## BEGIN Given records

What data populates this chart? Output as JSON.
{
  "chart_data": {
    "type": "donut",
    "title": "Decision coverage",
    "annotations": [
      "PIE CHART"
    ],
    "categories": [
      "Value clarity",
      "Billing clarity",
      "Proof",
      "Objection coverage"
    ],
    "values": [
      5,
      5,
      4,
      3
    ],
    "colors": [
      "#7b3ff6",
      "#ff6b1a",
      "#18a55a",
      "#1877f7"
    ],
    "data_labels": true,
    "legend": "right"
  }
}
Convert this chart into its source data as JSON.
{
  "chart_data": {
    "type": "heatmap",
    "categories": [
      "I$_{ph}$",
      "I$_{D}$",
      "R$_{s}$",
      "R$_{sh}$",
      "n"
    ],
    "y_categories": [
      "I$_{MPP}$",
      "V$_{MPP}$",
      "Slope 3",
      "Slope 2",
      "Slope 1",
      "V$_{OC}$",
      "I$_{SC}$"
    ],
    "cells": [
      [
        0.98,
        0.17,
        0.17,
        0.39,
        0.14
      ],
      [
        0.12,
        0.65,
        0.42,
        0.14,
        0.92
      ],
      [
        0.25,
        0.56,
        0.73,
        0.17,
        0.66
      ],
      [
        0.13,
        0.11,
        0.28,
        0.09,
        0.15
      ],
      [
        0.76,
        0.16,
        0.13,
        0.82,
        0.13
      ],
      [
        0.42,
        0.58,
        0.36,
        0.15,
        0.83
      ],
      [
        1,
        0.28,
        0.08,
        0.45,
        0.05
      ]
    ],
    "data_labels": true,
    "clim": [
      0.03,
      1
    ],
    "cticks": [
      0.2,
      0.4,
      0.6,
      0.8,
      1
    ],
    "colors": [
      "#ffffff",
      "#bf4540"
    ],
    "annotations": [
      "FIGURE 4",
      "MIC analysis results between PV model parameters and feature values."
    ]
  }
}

## END Given records

To do: Exactly as written, please output every entry.

Answer to this task:
What data populates this chart? Output as JSON.
{
  "chart_data": {
    "type": "donut",
    "title": "Decision coverage",
    "annotations": [
      "PIE CHART"
    ],
    "categories": [
      "Value clarity",
      "Billing clarity",
      "Proof",
      "Objection coverage"
    ],
    "values": [
      5,
      5,
      4,
      3
    ],
    "colors": [
      "#7b3ff6",
      "#ff6b1a",
      "#18a55a",
      "#1877f7"
    ],
    "data_labels": true,
    "legend": "right"
  }
}
Convert this chart into its source data as JSON.
{
  "chart_data": {
    "type": "heatmap",
    "categories": [
      "I$_{ph}$",
      "I$_{D}$",
      "R$_{s}$",
      "R$_{sh}$",
      "n"
    ],
    "y_categories": [
      "I$_{MPP}$",
      "V$_{MPP}$",
      "Slope 3",
      "Slope 2",
      "Slope 1",
      "V$_{OC}$",
      "I$_{SC}$"
    ],
    "cells": [
      [
        0.98,
        0.17,
        0.17,
        0.39,
        0.14
      ],
      [
        0.12,
        0.65,
        0.42,
        0.14,
        0.92
      ],
      [
        0.25,
        0.56,
        0.73,
        0.17,
        0.66
      ],
      [
        0.13,
        0.11,
        0.28,
        0.09,
        0.15
      ],
      [
        0.76,
        0.16,
        0.13,
        0.82,
        0.13
      ],
      [
        0.42,
        0.58,
        0.36,
        0.15,
        0.83
      ],
      [
        1,
        0.28,
        0.08,
        0.45,
        0.05
      ]
    ],
    "data_labels": true,
    "clim": [
      0.03,
      1
    ],
    "cticks": [
      0.2,
      0.4,
      0.6,
      0.8,
      1
    ],
    "colors": [
      "#ffffff",
      "#bf4540"
    ],
    "annotations": [
      "FIGURE 4",
      "MIC analysis results between PV model parameters and feature values."
    ]
  }
}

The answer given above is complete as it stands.